- [Task]
Print every row below word for word, leaving out the picture lines.

- [Exercise material]
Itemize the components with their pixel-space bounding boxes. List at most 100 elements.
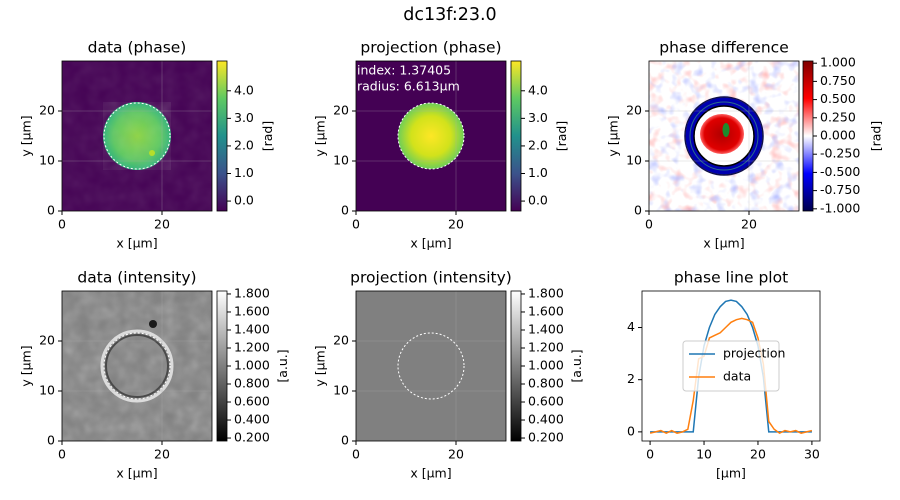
x-tick-label: 30 [804,447,820,462]
colorbar-label: [a.u.] [569,349,584,382]
colorbar-tick-label: 3.0 [528,110,548,125]
colorbar-tick-label: 0.800 [528,376,564,391]
y-tick-label: 2 [627,371,635,386]
colorbar-tick-label: 0.400 [528,412,564,427]
x-tick-label: 20 [154,447,170,462]
colorbar-tick-label: 4.0 [234,82,254,97]
axes-title: data (phase) [88,39,187,57]
axes-frame [355,290,507,442]
y-tick-label: 10 [333,153,349,168]
y-tick-label: 20 [333,333,349,348]
y-axis-label: y [µm] [313,345,328,386]
y-tick-label: 0 [634,203,642,218]
colorbar-tick-label: 3.0 [234,110,254,125]
x-tick-label: 20 [448,447,464,462]
colorbar [510,290,522,442]
colorbar-tick-label: 1.0 [234,165,254,180]
x-axis-label: x [µm] [410,236,451,251]
axes-frame [61,60,213,212]
x-tick-label: 20 [154,217,170,232]
colorbar-tick-label: 1.600 [528,303,564,318]
colorbar-tick-label: 2.0 [528,137,548,152]
colorbar-tick-label: 0.400 [234,412,270,427]
line [649,317,813,435]
x-axis-label: x [µm] [703,236,744,251]
panel: 1.800 1.600 1.400 1.200 1.000 0.800 0.600 0.400… [19,269,291,481]
colorbar-tick-label: 0.750 [820,73,856,88]
x-tick-label: 0 [58,447,66,462]
panel: 1.800 1.600 1.400 1.200 1.000 0.800 0.600 0.400… [313,269,585,481]
x-tick-label: 20 [448,217,464,232]
colorbar-tick-label: 1.200 [528,339,564,354]
colorbar-tick-label: 1.000 [528,358,564,373]
colorbar-tick-label: -0.500 [820,164,860,179]
colorbar-tick-label: 1.600 [234,303,270,318]
ring [105,334,169,398]
axes-frame [355,60,507,212]
cell [398,103,464,169]
colorbar-tick-label: -0.250 [820,146,860,161]
ring-edge [689,101,759,171]
axes-frame [641,290,821,442]
colorbar-label: [a.u.] [275,349,290,382]
colorbar [216,290,228,442]
colorbar-tick-label: 1.0 [528,165,548,180]
colorbar [510,60,522,212]
legend-label: data [723,369,751,384]
image-background [356,291,506,441]
colorbar-tick-label: 1.000 [234,358,270,373]
spot [149,150,155,156]
colorbar-tick-label: 1.200 [234,339,270,354]
colorbar-tick-label: 4.0 [528,82,548,97]
colorbar-tick-label: 1.400 [528,321,564,336]
colorbar-tick-label: 0.0 [528,193,548,208]
y-axis-label: y [µm] [313,115,328,156]
y-tick-label: 10 [626,153,642,168]
axes-title: data (intensity) [77,269,196,287]
y-axis-label: y [µm] [606,115,621,156]
colorbar-tick-label: -0.750 [820,182,860,197]
y-tick-label: 0 [47,433,55,448]
axes-frame [648,60,800,212]
colorbar-tick-label: 1.800 [234,285,270,300]
axes-title: phase difference [659,39,789,57]
colorbar-tick-label: 1.000 [820,55,856,70]
colorbar-tick-label: 2.0 [234,137,254,152]
fit-outline [397,102,465,170]
fit-outline [397,332,465,400]
colorbar-tick-label: 0.600 [234,394,270,409]
colorbar-tick-label: 0.250 [820,109,856,124]
colorbar-tick-label: 0.0 [234,193,254,208]
colorbar-tick-label: 0.200 [234,430,270,445]
x-axis-label: x [µm] [410,466,451,481]
colorbar-label: [rad] [554,121,569,152]
panel: projection data 0 10 20 30 0 2 4 phase line plot [… [627,269,821,481]
image-noise [62,291,212,441]
panel: 0.0 1.0 2.0 3.0 4.0 [rad] 0 20 0 10 20 data (phase)… [19,39,276,251]
y-tick-label: 0 [627,423,635,438]
colorbar-tick-label: 1.400 [234,321,270,336]
spot [149,320,157,328]
x-tick-label: 10 [696,447,712,462]
image [62,61,212,211]
colorbar-tick-label: 0.800 [234,376,270,391]
colorbar-tick-label: 0.500 [820,91,856,106]
y-tick-label: 0 [47,203,55,218]
y-tick-label: 20 [626,103,642,118]
ring-edge [693,105,755,167]
y-tick-label: 20 [39,333,55,348]
colorbar-tick-label: -1.000 [820,200,860,215]
colorbar-tick-label: 1.800 [528,285,564,300]
line [650,299,812,433]
x-tick-label: 0 [645,217,653,232]
x-axis-label: x [µm] [116,236,157,251]
y-tick-label: 20 [39,103,55,118]
image [62,291,212,441]
annotation: index: 1.37405 [357,63,451,78]
axes-title: phase line plot [674,269,788,287]
legend-label: projection [723,346,785,361]
spot [722,123,730,137]
cell-noise [103,102,171,170]
x-tick-label: 0 [58,217,66,232]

- [Final result]
Itemize the components with their pixel-space bounding boxes. List at most 100 elements.
x-tick-label: 30 [804,447,820,462]
colorbar-label: [a.u.] [569,349,584,382]
colorbar-tick-label: 3.0 [528,110,548,125]
colorbar-tick-label: 0.800 [528,376,564,391]
y-tick-label: 2 [627,371,635,386]
colorbar-tick-label: 0.400 [528,412,564,427]
x-tick-label: 20 [154,447,170,462]
colorbar-tick-label: 4.0 [234,82,254,97]
axes-title: data (phase) [88,39,187,57]
axes-frame [355,290,507,442]
y-tick-label: 10 [333,153,349,168]
y-tick-label: 20 [333,333,349,348]
y-axis-label: y [µm] [313,345,328,386]
y-tick-label: 0 [634,203,642,218]
colorbar-tick-label: 3.0 [234,110,254,125]
x-tick-label: 20 [448,447,464,462]
colorbar [510,290,522,442]
colorbar-tick-label: 1.0 [234,165,254,180]
x-axis-label: x [µm] [410,236,451,251]
axes-frame [61,60,213,212]
x-tick-label: 20 [154,217,170,232]
colorbar-tick-label: 1.600 [528,303,564,318]
colorbar-tick-label: 2.0 [528,137,548,152]
colorbar-tick-label: 0.400 [234,412,270,427]
line [649,317,813,435]
x-axis-label: x [µm] [703,236,744,251]
panel: 1.800 1.600 1.400 1.200 1.000 0.800 0.600 0.400… [19,269,291,481]
colorbar-tick-label: 0.750 [820,73,856,88]
x-tick-label: 0 [58,447,66,462]
panel: 1.800 1.600 1.400 1.200 1.000 0.800 0.600 0.400… [313,269,585,481]
x-tick-label: 20 [448,217,464,232]
colorbar-tick-label: 1.200 [528,339,564,354]
colorbar-tick-label: 1.000 [528,358,564,373]
colorbar-tick-label: -0.500 [820,164,860,179]
colorbar-tick-label: 1.600 [234,303,270,318]
ring [105,334,169,398]
axes-frame [355,60,507,212]
cell [398,103,464,169]
colorbar-tick-label: -0.250 [820,146,860,161]
ring-edge [689,101,759,171]
axes-frame [641,290,821,442]
colorbar-label: [a.u.] [275,349,290,382]
colorbar [216,290,228,442]
colorbar-tick-label: 1.0 [528,165,548,180]
colorbar [510,60,522,212]
legend-label: data [723,369,751,384]
image-background [356,291,506,441]
colorbar-tick-label: 1.000 [234,358,270,373]
spot [149,150,155,156]
colorbar-tick-label: 1.200 [234,339,270,354]
colorbar-tick-label: 4.0 [528,82,548,97]
colorbar-tick-label: 1.400 [528,321,564,336]
colorbar-tick-label: 0.0 [528,193,548,208]
y-axis-label: y [µm] [313,115,328,156]
y-tick-label: 10 [626,153,642,168]
axes-title: data (intensity) [77,269,196,287]
y-axis-label: y [µm] [606,115,621,156]
colorbar-tick-label: -0.750 [820,182,860,197]
y-tick-label: 0 [47,433,55,448]
axes-frame [648,60,800,212]
colorbar-tick-label: 1.800 [234,285,270,300]
axes-title: phase difference [659,39,789,57]
colorbar-tick-label: 1.000 [820,55,856,70]
colorbar-tick-label: 2.0 [234,137,254,152]
fit-outline [397,102,465,170]
fit-outline [397,332,465,400]
colorbar-tick-label: 0.600 [234,394,270,409]
colorbar-tick-label: 0.250 [820,109,856,124]
colorbar-tick-label: 0.0 [234,193,254,208]
colorbar-tick-label: 0.200 [234,430,270,445]
x-axis-label: x [µm] [410,466,451,481]
colorbar-label: [rad] [554,121,569,152]
panel: projection data 0 10 20 30 0 2 4 phase line plot [… [627,269,821,481]
image-noise [62,291,212,441]
panel: 0.0 1.0 2.0 3.0 4.0 [rad] 0 20 0 10 20 data (phase)… [19,39,276,251]
y-tick-label: 0 [627,423,635,438]
colorbar-tick-label: 1.400 [234,321,270,336]
spot [149,320,157,328]
x-tick-label: 10 [696,447,712,462]
image [62,61,212,211]
colorbar-tick-label: 0.800 [234,376,270,391]
colorbar-tick-label: 0.500 [820,91,856,106]
y-tick-label: 0 [47,203,55,218]
y-tick-label: 20 [626,103,642,118]
ring-edge [693,105,755,167]
y-tick-label: 20 [39,333,55,348]
colorbar-tick-label: -1.000 [820,200,860,215]
colorbar-tick-label: 1.800 [528,285,564,300]
line [650,299,812,433]
x-tick-label: 0 [645,217,653,232]
x-axis-label: x [µm] [116,236,157,251]
y-tick-label: 20 [39,103,55,118]
image [62,291,212,441]
annotation: index: 1.37405 [357,63,451,78]
axes-title: phase line plot [674,269,788,287]
legend-label: projection [723,346,785,361]
spot [722,123,730,137]
cell-noise [103,102,171,170]
x-tick-label: 0 [58,217,66,232]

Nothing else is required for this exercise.